Exercise task -> Only a number is wanted: how many lines of the entries include the string "agosto"?

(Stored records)
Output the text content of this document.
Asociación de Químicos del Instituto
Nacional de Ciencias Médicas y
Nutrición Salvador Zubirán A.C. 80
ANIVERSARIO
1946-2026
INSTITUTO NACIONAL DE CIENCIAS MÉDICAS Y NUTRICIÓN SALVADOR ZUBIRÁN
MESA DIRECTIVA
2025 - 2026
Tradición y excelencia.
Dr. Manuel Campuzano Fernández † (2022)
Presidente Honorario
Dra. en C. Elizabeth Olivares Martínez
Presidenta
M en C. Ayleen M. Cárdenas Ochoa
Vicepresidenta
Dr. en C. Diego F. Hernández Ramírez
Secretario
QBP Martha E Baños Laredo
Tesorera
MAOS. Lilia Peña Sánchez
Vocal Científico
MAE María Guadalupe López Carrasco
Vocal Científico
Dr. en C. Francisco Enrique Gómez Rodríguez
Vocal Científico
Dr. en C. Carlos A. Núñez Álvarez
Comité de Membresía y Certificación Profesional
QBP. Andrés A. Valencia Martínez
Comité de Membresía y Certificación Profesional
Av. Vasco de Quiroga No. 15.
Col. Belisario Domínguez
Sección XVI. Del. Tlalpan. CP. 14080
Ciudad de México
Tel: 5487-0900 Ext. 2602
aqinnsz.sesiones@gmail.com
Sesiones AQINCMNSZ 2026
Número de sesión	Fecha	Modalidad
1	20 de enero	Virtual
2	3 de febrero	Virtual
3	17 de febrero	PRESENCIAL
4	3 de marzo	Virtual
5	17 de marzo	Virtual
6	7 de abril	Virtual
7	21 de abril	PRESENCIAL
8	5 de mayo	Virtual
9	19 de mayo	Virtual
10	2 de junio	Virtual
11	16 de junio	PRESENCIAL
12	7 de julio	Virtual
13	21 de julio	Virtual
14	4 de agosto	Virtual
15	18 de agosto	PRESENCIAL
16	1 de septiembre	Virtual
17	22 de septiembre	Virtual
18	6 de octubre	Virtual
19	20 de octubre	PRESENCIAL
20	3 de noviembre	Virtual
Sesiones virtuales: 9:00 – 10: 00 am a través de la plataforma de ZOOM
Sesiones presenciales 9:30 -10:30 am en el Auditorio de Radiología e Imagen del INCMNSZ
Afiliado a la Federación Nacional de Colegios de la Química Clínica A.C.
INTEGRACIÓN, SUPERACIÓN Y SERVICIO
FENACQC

Solution -> 2